WHAT TO WORK ON: Below is a block of records: output all of them exactly and leave out the pictures.
** begin SOURCE DATA **
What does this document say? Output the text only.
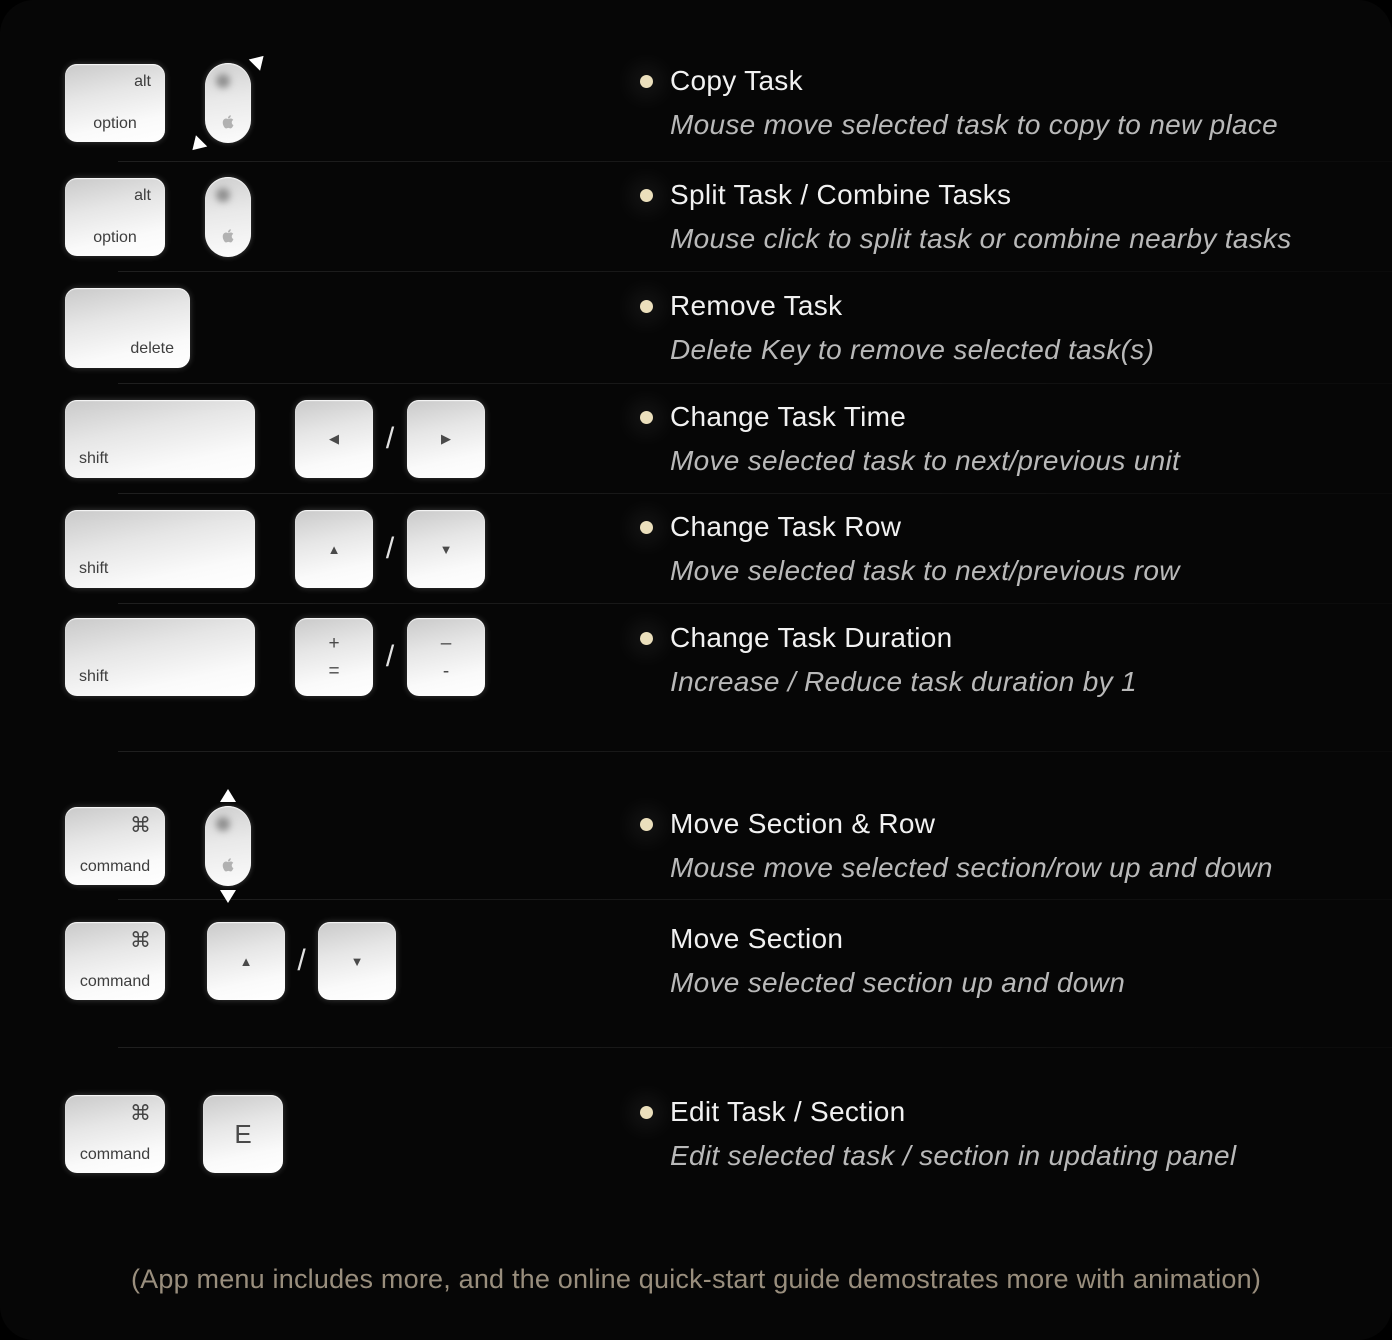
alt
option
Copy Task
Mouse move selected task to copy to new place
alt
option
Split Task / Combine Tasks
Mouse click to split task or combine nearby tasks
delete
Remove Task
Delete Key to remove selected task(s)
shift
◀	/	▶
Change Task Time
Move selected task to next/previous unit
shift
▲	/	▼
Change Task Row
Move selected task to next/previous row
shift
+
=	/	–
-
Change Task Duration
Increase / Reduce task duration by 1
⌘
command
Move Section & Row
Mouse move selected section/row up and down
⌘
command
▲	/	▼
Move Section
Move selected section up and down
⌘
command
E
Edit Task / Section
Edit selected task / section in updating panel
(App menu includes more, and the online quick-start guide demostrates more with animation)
** end SOURCE DATA **
ANSWER BELOW:
What does this document say? Output the text only.
alt
option
Copy Task
Mouse move selected task to copy to new place
alt
option
Split Task / Combine Tasks
Mouse click to split task or combine nearby tasks
delete
Remove Task
Delete Key to remove selected task(s)
shift
◀	/	▶
Change Task Time
Move selected task to next/previous unit
shift
▲	/	▼
Change Task Row
Move selected task to next/previous row
shift
+
=	/	–
-
Change Task Duration
Increase / Reduce task duration by 1
⌘
command
Move Section & Row
Mouse move selected section/row up and down
⌘
command
▲	/	▼
Move Section
Move selected section up and down
⌘
command
E
Edit Task / Section
Edit selected task / section in updating panel
(App menu includes more, and the online quick-start guide demostrates more with animation)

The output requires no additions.